**Dataset extract**
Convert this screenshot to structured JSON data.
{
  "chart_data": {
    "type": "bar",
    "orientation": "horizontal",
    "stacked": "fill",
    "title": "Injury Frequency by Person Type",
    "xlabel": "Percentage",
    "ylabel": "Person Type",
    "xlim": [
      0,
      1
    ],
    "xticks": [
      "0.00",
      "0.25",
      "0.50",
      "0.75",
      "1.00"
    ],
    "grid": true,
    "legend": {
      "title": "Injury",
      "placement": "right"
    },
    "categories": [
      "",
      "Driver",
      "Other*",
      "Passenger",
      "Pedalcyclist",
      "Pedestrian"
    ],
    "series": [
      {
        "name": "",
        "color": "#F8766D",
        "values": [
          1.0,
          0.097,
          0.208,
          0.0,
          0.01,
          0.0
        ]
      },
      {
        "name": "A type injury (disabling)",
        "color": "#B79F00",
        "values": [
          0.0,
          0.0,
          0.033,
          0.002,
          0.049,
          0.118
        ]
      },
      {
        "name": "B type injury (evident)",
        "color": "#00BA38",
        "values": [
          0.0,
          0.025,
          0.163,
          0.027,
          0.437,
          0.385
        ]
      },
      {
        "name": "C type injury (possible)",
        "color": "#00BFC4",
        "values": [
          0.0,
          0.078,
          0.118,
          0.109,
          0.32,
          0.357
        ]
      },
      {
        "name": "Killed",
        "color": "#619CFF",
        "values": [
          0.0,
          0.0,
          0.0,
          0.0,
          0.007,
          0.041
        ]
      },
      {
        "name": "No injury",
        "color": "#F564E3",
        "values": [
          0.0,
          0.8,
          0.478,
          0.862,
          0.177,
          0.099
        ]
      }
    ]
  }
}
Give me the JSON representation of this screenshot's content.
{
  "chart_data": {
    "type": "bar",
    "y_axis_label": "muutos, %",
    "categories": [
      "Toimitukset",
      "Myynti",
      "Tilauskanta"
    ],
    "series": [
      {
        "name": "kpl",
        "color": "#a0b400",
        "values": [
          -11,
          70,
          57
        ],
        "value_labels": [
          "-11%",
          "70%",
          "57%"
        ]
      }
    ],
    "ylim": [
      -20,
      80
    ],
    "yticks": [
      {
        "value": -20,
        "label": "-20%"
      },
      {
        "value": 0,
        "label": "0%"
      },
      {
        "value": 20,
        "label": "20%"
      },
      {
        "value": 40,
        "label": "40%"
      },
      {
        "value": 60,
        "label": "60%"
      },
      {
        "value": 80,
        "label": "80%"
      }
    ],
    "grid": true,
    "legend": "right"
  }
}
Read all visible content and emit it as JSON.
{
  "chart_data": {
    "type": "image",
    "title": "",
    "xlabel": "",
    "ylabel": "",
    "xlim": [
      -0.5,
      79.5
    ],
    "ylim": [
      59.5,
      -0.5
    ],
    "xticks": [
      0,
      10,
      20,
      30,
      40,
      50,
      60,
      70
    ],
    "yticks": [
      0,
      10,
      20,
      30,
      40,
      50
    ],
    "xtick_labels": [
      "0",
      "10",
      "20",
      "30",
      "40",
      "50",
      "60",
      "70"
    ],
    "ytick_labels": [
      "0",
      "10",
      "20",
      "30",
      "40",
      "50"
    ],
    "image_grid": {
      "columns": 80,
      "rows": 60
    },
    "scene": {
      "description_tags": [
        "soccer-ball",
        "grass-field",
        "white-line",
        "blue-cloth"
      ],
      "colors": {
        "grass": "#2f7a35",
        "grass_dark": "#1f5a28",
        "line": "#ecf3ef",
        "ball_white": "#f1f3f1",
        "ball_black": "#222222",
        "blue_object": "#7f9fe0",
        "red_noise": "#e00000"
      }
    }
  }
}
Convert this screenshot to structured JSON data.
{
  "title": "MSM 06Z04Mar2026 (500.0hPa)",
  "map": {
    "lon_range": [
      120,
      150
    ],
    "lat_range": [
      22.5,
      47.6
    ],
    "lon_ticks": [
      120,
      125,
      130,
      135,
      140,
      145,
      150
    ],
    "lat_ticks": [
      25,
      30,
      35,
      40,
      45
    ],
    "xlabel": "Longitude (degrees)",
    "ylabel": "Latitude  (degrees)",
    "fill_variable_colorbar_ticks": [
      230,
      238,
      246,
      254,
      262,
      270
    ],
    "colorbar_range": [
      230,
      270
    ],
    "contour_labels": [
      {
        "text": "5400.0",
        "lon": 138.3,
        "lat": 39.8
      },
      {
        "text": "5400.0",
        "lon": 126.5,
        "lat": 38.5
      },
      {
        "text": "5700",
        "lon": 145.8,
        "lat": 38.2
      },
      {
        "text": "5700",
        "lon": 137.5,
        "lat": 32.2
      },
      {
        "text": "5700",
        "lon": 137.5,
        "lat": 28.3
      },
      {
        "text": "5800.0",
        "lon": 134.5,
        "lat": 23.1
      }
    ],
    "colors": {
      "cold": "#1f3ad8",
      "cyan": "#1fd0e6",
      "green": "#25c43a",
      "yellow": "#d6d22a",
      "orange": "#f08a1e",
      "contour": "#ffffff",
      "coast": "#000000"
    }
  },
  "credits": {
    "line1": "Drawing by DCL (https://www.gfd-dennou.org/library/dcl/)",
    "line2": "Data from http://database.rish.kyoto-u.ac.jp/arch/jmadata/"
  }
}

**Task directions**
Repeat the lines above exactly.

**Response**
Convert this screenshot to structured JSON data.
{
  "chart_data": {
    "type": "bar",
    "orientation": "horizontal",
    "stacked": "fill",
    "title": "Injury Frequency by Person Type",
    "xlabel": "Percentage",
    "ylabel": "Person Type",
    "xlim": [
      0,
      1
    ],
    "xticks": [
      "0.00",
      "0.25",
      "0.50",
      "0.75",
      "1.00"
    ],
    "grid": true,
    "legend": {
      "title": "Injury",
      "placement": "right"
    },
    "categories": [
      "",
      "Driver",
      "Other*",
      "Passenger",
      "Pedalcyclist",
      "Pedestrian"
    ],
    "series": [
      {
        "name": "",
        "color": "#F8766D",
        "values": [
          1.0,
          0.097,
          0.208,
          0.0,
          0.01,
          0.0
        ]
      },
      {
        "name": "A type injury (disabling)",
        "color": "#B79F00",
        "values": [
          0.0,
          0.0,
          0.033,
          0.002,
          0.049,
          0.118
        ]
      },
      {
        "name": "B type injury (evident)",
        "color": "#00BA38",
        "values": [
          0.0,
          0.025,
          0.163,
          0.027,
          0.437,
          0.385
        ]
      },
      {
        "name": "C type injury (possible)",
        "color": "#00BFC4",
        "values": [
          0.0,
          0.078,
          0.118,
          0.109,
          0.32,
          0.357
        ]
      },
      {
        "name": "Killed",
        "color": "#619CFF",
        "values": [
          0.0,
          0.0,
          0.0,
          0.0,
          0.007,
          0.041
        ]
      },
      {
        "name": "No injury",
        "color": "#F564E3",
        "values": [
          0.0,
          0.8,
          0.478,
          0.862,
          0.177,
          0.099
        ]
      }
    ]
  }
}
Give me the JSON representation of this screenshot's content.
{
  "chart_data": {
    "type": "bar",
    "y_axis_label": "muutos, %",
    "categories": [
      "Toimitukset",
      "Myynti",
      "Tilauskanta"
    ],
    "series": [
      {
        "name": "kpl",
        "color": "#a0b400",
        "values": [
          -11,
          70,
          57
        ],
        "value_labels": [
          "-11%",
          "70%",
          "57%"
        ]
      }
    ],
    "ylim": [
      -20,
      80
    ],
    "yticks": [
      {
        "value": -20,
        "label": "-20%"
      },
      {
        "value": 0,
        "label": "0%"
      },
      {
        "value": 20,
        "label": "20%"
      },
      {
        "value": 40,
        "label": "40%"
      },
      {
        "value": 60,
        "label": "60%"
      },
      {
        "value": 80,
        "label": "80%"
      }
    ],
    "grid": true,
    "legend": "right"
  }
}
Read all visible content and emit it as JSON.
{
  "chart_data": {
    "type": "image",
    "title": "",
    "xlabel": "",
    "ylabel": "",
    "xlim": [
      -0.5,
      79.5
    ],
    "ylim": [
      59.5,
      -0.5
    ],
    "xticks": [
      0,
      10,
      20,
      30,
      40,
      50,
      60,
      70
    ],
    "yticks": [
      0,
      10,
      20,
      30,
      40,
      50
    ],
    "xtick_labels": [
      "0",
      "10",
      "20",
      "30",
      "40",
      "50",
      "60",
      "70"
    ],
    "ytick_labels": [
      "0",
      "10",
      "20",
      "30",
      "40",
      "50"
    ],
    "image_grid": {
      "columns": 80,
      "rows": 60
    },
    "scene": {
      "description_tags": [
        "soccer-ball",
        "grass-field",
        "white-line",
        "blue-cloth"
      ],
      "colors": {
        "grass": "#2f7a35",
        "grass_dark": "#1f5a28",
        "line": "#ecf3ef",
        "ball_white": "#f1f3f1",
        "ball_black": "#222222",
        "blue_object": "#7f9fe0",
        "red_noise": "#e00000"
      }
    }
  }
}
Convert this screenshot to structured JSON data.
{
  "title": "MSM 06Z04Mar2026 (500.0hPa)",
  "map": {
    "lon_range": [
      120,
      150
    ],
    "lat_range": [
      22.5,
      47.6
    ],
    "lon_ticks": [
      120,
      125,
      130,
      135,
      140,
      145,
      150
    ],
    "lat_ticks": [
      25,
      30,
      35,
      40,
      45
    ],
    "xlabel": "Longitude (degrees)",
    "ylabel": "Latitude  (degrees)",
    "fill_variable_colorbar_ticks": [
      230,
      238,
      246,
      254,
      262,
      270
    ],
    "colorbar_range": [
      230,
      270
    ],
    "contour_labels": [
      {
        "text": "5400.0",
        "lon": 138.3,
        "lat": 39.8
      },
      {
        "text": "5400.0",
        "lon": 126.5,
        "lat": 38.5
      },
      {
        "text": "5700",
        "lon": 145.8,
        "lat": 38.2
      },
      {
        "text": "5700",
        "lon": 137.5,
        "lat": 32.2
      },
      {
        "text": "5700",
        "lon": 137.5,
        "lat": 28.3
      },
      {
        "text": "5800.0",
        "lon": 134.5,
        "lat": 23.1
      }
    ],
    "colors": {
      "cold": "#1f3ad8",
      "cyan": "#1fd0e6",
      "green": "#25c43a",
      "yellow": "#d6d22a",
      "orange": "#f08a1e",
      "contour": "#ffffff",
      "coast": "#000000"
    }
  },
  "credits": {
    "line1": "Drawing by DCL (https://www.gfd-dennou.org/library/dcl/)",
    "line2": "Data from http://database.rish.kyoto-u.ac.jp/arch/jmadata/"
  }
}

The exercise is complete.